#### TRECHO DO DOCUMENTO
Procuradoria diz que não há ilegalidades na decretação da prisão (Foto: Reprodução/Divulgação)
A defesa do ex-jogador de futebol Robson de Souza, o Robinho, recorreu novamente ao Supremo Tribunal Federal (STF) para que seja suspensa a ordem de prisão do ex-atleta. A equipe de advogados do ex-jogador alega que a Lei de Migração de 2017, que trata da expulsão de estrangeiros do Brasil, é mais gravosa do que as normas em vigor à época do crime cometido por Robinho, em 2013, e que, portanto, não poderia retroagir para prejudicá-lo.
O ex-jogador cumpre pena desde março do ano passado na Penitenciária de Tremembé, no interior de São Paulo, após ser condenado pela Justiça italiana a nove anos de prisão. Ele foi considerado culpado pela participação em um crime de estupro coletivo ocorrido em Milão, na Itália, envolvendo uma jovem albanesa.
Além de questionar a aplicação retroativa da Lei de Migração, os advogados de Robinho pedem que o STF também derrube a decisão do Superior Tribunal de Justiça (STJ), que validou a sentença estrangeira e autorizou a prisão do ex-jogador no Brasil. Segundo a defesa, o acórdão do STJ, embora tenha sido aprovado por unanimidade, teria sido omisso em pontos essenciais do caso.
Em sua argumentação, a defesa destaca que o julgamento do STJ não abordou com a devida profundidade a extensão das garantias individuais previstas na Constituição Brasileira, relacionadas à aplicação de penas estrangeiras. “Em que pese o brilhantismo dos votos proferidos, o acórdão foi omisso, o que se diz com o máximo respeito e acatamento e sem a pretensão de um mero reexame da causa”, afirmou a defesa em sua petição ao STF.
Em 2024, o STF rejeitou outros pedidos da defesa de Robinho e manteve a decisão do STJ, que determinou a execução da pena. Na ocasião, a maioria dos ministros do STF decidiu que o ex-jogador deveria cumprir a sentença imposta pela Justiça italiana, reforçando a possibilidade de cumprimento da pena no Brasil, mesmo se tratando de uma condenação estrangeira.
O caso segue em análise no STF, e a continuidade do processo dependerá da decisão da Corte, que poderá revisar, ou não, a aplicação da sentença de prisão e as condições impostas pela Lei de Migração.

#### REGISTROS EXTRAÍDOS
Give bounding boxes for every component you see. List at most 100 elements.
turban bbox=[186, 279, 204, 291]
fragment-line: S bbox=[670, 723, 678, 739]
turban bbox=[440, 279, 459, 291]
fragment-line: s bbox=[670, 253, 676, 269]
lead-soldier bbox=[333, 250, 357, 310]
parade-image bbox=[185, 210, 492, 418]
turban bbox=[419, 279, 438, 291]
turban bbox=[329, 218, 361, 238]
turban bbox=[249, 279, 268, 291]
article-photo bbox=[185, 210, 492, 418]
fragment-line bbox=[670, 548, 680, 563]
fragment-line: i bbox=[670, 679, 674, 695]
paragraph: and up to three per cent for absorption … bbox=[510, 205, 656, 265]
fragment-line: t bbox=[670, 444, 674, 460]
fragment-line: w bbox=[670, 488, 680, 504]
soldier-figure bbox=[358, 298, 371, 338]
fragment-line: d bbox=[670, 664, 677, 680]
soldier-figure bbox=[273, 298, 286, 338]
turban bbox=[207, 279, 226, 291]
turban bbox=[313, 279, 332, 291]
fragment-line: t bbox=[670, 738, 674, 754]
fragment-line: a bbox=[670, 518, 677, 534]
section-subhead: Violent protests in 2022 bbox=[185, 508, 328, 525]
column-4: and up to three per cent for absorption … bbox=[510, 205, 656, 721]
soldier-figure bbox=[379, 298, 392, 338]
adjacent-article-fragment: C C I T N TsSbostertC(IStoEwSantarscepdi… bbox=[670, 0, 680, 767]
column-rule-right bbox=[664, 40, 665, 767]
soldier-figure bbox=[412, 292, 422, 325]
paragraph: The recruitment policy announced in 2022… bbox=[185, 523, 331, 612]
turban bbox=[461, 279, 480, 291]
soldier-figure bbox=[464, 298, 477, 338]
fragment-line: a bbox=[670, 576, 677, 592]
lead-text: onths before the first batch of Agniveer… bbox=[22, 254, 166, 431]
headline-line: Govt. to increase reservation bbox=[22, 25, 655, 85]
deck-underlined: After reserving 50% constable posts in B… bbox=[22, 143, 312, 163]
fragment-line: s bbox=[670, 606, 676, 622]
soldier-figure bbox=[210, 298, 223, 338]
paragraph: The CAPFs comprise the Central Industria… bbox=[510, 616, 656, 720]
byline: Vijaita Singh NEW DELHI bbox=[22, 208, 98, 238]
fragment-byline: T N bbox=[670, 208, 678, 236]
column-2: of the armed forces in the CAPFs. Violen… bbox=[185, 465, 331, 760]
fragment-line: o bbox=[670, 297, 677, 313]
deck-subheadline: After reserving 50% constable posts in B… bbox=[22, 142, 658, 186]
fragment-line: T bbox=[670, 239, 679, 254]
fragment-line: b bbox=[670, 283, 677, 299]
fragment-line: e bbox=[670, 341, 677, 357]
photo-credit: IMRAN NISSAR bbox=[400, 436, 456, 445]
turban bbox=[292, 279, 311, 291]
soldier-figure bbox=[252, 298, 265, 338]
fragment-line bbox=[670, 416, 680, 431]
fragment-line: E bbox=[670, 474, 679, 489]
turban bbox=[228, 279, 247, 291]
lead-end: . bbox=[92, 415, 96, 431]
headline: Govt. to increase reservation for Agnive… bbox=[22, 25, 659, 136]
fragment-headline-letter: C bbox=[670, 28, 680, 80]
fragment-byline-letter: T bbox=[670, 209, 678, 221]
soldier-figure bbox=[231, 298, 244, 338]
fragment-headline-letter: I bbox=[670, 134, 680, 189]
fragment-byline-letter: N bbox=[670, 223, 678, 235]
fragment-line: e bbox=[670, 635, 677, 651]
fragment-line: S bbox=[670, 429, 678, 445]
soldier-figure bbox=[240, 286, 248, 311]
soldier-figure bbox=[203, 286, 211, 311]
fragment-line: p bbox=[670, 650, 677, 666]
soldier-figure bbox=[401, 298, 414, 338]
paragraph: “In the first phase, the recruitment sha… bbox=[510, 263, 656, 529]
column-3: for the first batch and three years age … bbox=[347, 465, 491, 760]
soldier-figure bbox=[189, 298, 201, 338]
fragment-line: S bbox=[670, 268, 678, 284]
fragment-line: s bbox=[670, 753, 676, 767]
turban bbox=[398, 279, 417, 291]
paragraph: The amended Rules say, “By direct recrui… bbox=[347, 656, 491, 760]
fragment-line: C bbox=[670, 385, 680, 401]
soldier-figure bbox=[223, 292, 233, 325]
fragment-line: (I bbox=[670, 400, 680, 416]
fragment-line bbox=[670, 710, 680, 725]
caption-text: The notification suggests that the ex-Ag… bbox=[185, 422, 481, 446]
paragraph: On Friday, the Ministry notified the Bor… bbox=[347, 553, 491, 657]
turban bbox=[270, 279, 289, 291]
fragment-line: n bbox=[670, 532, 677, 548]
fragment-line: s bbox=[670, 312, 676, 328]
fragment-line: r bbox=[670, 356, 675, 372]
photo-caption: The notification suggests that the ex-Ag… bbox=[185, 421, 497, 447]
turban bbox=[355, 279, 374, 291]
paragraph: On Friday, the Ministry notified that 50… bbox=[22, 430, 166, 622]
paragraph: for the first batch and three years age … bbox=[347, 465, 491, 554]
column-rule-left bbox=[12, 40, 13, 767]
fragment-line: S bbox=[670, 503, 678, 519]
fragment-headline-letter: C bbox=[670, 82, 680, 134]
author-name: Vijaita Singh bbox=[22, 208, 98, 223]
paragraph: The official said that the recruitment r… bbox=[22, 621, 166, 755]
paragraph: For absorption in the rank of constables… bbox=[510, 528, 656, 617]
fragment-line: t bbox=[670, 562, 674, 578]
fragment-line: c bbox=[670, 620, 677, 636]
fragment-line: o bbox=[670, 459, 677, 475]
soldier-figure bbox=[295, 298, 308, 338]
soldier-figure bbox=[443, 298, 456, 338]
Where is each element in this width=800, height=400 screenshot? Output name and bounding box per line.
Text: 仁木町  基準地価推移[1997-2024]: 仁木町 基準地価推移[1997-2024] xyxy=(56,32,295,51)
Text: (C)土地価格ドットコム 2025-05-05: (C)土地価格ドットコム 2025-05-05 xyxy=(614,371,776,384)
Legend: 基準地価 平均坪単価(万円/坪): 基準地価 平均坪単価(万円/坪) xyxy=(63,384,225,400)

#### USANDO AS INFORMAÇÕES
1. Traduza para o inglês esta frase da reportagem sobre o caso Robinho: "Ele foi considerado culpado pela participação em um crime de estupro coletivo ocorrido em Milão, na Itália, envolvendo uma jovem albanesa."
2. Responda com base na reportagem sobre o caso Robinho:
(a) Em que ano foi cometido o crime?
(b) Em qual penitenciária o ex-jogador cumpre pena?
(c) Segundo a defesa, o acórdão do STJ foi aprovado de que forma?
3. Edite o trecho da reportagem sobre o caso Robinho de "A defesa do" até "retroagir para prejudicá-lo.", inclusive, substituindo "advogados" por "defensores".
Os registros não são usados nesta parte.

#### SEÇÃO DE RESPOSTAS
1. He was found guilty of taking part in a gang rape that took place in Milan, Italy, involving a young Albanian woman.

2.
(a) Em 2013.
(b) Na Penitenciária de Tremembé, no interior de São Paulo.
(c) Por unanimidade.

3.
A defesa do ex-jogador de futebol Robson de Souza, o Robinho, recorreu novamente ao Supremo Tribunal Federal (STF) para que seja suspensa a ordem de prisão do ex-atleta. A equipe de defensores do ex-jogador alega que a Lei de Migração de 2017, que trata da expulsão de estrangeiros do Brasil, é mais gravosa do que as normas em vigor à época do crime cometido por Robinho, em 2013, e que, portanto, não poderia retroagir para prejudicá-lo.